Record excerpts.
----

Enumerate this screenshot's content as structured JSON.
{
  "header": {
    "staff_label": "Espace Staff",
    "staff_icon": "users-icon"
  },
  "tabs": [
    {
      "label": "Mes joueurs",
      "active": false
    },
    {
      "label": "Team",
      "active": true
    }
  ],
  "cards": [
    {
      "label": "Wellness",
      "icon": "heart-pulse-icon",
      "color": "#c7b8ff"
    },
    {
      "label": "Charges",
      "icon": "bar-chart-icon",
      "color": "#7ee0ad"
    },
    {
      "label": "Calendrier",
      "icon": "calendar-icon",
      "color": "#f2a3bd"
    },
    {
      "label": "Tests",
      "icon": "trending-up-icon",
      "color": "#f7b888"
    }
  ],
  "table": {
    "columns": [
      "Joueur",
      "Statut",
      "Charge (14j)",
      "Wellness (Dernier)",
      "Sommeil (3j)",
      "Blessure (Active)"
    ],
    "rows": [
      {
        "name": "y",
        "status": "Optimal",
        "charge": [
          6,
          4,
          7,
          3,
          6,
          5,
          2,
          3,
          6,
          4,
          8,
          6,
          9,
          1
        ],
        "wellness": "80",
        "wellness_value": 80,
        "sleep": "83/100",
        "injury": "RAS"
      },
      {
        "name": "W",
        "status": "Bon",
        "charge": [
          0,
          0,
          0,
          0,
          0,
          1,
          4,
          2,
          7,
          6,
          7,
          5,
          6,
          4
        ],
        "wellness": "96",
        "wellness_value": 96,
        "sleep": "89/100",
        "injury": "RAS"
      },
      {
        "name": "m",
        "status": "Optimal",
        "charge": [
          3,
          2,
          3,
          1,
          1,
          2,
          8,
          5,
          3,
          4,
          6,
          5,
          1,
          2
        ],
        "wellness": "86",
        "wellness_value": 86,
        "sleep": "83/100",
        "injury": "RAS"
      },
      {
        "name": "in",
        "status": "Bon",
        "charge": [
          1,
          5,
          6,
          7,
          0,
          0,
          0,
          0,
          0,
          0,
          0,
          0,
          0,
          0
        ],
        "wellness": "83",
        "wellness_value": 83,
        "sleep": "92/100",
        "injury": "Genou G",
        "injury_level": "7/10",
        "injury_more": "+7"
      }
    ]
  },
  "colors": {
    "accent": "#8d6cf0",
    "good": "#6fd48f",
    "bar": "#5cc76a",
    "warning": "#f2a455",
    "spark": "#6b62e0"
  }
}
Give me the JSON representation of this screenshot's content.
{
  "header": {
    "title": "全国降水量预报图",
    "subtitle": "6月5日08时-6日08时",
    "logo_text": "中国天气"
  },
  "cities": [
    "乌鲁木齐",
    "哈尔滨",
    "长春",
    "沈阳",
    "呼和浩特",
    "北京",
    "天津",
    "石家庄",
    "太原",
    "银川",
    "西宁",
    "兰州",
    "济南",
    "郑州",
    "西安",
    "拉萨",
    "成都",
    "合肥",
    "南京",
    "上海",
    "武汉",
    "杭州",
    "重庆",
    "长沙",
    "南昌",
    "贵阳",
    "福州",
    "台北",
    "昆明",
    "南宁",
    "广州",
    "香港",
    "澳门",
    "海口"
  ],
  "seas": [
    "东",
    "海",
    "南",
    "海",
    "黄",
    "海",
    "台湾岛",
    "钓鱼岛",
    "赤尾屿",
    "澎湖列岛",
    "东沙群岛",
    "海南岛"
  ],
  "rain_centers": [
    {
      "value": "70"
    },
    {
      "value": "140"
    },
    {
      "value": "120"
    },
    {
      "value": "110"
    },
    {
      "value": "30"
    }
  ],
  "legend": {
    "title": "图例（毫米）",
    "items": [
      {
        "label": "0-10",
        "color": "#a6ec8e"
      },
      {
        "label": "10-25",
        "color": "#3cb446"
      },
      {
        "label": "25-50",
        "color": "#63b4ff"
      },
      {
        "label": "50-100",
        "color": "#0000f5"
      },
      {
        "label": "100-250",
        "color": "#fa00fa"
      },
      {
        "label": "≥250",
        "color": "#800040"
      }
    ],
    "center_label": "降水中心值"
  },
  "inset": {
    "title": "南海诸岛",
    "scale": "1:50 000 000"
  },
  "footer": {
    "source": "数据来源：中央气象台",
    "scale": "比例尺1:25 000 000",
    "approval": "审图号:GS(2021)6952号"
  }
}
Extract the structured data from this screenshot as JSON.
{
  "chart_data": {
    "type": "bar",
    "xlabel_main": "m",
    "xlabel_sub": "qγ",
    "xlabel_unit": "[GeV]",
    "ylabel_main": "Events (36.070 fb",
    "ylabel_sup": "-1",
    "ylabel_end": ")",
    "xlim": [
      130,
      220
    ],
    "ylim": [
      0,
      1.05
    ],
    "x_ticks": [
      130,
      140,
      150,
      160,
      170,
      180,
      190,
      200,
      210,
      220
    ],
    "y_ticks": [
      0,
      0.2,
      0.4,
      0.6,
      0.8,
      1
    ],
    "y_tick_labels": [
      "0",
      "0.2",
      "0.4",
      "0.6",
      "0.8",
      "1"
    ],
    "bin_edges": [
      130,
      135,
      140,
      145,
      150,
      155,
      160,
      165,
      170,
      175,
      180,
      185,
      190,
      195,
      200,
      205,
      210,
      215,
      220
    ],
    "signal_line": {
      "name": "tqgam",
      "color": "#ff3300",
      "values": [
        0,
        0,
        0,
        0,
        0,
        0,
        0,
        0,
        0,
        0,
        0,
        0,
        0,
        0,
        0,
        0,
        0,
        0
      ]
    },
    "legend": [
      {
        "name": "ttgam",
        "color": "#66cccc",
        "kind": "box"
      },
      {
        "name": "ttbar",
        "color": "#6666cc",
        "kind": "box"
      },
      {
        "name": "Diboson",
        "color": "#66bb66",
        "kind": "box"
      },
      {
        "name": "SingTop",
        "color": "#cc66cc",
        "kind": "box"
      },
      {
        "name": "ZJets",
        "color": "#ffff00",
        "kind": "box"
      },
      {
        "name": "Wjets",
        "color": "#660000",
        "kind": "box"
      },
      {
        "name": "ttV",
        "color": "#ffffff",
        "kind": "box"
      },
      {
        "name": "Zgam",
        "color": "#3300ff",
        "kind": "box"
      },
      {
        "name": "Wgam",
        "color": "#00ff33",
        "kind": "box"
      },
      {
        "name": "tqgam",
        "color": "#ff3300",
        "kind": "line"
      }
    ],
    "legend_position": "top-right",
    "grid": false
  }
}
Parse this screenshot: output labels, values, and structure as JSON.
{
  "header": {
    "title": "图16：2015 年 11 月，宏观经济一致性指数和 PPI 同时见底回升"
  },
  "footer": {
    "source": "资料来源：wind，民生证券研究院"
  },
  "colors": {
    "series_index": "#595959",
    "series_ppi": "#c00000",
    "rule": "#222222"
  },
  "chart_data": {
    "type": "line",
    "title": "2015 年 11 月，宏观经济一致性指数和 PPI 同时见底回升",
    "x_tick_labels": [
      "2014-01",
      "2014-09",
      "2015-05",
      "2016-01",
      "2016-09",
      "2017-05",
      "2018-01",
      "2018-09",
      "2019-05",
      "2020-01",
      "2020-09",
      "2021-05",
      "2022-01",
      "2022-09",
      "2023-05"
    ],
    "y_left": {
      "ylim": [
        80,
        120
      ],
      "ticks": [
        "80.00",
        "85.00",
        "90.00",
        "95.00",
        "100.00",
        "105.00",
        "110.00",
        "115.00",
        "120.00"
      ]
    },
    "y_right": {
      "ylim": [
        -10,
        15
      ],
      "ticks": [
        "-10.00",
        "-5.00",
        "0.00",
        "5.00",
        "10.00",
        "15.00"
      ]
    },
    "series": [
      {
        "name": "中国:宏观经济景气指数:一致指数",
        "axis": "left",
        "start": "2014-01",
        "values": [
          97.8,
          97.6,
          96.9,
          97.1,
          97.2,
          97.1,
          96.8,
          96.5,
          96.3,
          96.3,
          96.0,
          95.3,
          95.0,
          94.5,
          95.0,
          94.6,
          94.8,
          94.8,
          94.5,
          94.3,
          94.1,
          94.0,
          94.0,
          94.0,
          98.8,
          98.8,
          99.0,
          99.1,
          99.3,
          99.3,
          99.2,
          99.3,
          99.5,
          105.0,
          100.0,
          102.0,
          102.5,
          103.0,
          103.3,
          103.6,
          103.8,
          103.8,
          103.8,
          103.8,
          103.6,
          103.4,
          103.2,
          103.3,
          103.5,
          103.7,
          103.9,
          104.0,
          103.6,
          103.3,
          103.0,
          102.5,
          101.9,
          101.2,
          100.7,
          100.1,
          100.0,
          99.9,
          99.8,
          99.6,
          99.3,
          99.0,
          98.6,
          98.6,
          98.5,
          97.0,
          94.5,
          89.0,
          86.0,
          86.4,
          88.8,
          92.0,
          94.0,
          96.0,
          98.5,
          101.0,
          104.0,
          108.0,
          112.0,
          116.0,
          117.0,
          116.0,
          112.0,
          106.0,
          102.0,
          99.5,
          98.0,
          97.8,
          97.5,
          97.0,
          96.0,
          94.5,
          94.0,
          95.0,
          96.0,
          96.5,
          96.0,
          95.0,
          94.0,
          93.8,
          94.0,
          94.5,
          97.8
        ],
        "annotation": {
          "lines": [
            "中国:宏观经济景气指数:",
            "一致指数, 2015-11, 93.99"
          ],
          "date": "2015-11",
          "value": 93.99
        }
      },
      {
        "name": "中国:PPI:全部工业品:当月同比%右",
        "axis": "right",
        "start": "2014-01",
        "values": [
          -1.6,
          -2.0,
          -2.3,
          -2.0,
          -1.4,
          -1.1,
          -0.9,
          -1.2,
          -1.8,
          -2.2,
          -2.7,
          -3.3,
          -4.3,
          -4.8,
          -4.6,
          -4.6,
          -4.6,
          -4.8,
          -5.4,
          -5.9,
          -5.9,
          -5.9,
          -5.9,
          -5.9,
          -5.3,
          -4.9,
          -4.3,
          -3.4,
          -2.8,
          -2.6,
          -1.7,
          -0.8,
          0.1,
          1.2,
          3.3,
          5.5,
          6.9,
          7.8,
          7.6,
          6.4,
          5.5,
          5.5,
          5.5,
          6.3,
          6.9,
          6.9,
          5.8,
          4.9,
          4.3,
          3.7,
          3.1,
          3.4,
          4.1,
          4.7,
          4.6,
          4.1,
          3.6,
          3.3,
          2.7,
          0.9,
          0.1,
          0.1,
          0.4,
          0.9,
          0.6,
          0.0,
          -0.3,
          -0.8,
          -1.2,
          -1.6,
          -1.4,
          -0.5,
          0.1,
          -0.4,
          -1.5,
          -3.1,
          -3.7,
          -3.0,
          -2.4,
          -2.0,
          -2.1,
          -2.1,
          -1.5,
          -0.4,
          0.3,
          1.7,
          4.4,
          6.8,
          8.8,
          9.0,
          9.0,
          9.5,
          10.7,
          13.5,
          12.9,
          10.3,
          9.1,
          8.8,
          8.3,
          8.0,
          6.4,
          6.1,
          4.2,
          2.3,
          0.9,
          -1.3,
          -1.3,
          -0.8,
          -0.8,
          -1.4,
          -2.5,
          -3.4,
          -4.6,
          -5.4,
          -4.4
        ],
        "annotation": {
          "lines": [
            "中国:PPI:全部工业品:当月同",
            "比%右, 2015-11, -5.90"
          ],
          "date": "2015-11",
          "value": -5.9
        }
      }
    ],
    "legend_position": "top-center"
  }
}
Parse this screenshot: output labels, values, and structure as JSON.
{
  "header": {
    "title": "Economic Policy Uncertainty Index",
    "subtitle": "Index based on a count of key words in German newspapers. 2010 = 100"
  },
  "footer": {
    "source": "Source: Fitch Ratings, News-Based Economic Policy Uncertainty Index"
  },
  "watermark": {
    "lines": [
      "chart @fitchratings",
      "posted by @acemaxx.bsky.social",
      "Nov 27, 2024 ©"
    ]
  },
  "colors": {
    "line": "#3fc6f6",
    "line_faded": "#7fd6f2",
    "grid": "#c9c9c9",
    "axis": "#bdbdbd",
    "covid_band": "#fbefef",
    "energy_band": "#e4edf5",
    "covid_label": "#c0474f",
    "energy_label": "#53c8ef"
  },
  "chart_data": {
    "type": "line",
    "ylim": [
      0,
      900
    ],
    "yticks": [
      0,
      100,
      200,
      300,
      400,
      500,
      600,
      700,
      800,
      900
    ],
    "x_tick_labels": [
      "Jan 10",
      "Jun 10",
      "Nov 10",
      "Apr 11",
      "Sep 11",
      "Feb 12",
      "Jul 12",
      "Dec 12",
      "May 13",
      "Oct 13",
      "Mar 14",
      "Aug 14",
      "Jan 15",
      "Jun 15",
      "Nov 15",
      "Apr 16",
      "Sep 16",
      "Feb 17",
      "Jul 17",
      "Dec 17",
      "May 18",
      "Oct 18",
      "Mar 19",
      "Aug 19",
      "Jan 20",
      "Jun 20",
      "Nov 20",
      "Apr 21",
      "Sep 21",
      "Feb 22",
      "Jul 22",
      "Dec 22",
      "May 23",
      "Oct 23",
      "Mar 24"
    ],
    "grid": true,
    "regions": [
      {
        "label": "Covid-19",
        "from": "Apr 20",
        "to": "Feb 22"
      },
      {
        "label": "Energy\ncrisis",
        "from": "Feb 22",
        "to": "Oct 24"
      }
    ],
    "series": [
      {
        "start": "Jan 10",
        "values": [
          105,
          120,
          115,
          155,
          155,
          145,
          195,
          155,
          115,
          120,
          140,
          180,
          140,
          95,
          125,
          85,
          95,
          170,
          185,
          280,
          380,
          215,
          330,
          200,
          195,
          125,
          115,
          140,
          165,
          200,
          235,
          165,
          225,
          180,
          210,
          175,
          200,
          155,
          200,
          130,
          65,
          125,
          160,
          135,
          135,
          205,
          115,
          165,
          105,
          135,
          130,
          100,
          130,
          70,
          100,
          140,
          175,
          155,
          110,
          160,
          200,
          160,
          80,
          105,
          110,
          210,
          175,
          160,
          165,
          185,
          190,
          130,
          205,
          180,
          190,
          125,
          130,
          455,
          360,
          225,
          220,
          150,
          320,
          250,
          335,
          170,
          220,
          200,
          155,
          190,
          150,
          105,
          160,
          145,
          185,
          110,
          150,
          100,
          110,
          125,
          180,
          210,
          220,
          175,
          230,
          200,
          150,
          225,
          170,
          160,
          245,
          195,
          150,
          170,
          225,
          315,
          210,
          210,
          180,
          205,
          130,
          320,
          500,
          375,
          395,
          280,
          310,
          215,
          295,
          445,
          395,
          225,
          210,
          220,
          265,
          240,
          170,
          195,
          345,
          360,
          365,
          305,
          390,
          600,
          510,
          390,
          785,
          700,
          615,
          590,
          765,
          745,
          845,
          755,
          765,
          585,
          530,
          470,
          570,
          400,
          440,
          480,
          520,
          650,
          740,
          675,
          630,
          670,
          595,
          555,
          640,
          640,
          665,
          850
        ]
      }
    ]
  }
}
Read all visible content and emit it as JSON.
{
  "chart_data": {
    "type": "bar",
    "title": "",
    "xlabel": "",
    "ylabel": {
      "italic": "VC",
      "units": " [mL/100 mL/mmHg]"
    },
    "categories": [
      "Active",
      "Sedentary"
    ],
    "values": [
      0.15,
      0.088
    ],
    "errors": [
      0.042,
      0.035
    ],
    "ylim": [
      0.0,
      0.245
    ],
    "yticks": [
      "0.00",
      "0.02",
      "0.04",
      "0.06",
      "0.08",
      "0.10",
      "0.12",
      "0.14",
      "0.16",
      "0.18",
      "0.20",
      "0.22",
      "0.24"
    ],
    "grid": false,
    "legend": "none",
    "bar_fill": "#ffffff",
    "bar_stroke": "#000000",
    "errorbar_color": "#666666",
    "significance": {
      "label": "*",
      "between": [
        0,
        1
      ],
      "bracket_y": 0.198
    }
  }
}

----

Exercise objective.
Show all lines above holding "同时见底回升".

Exercise result.
    "title": "图16：2015 年 11 月，宏观经济一致性指数和 PPI 同时见底回升"
    "title": "2015 年 11 月，宏观经济一致性指数和 PPI 同时见底回升",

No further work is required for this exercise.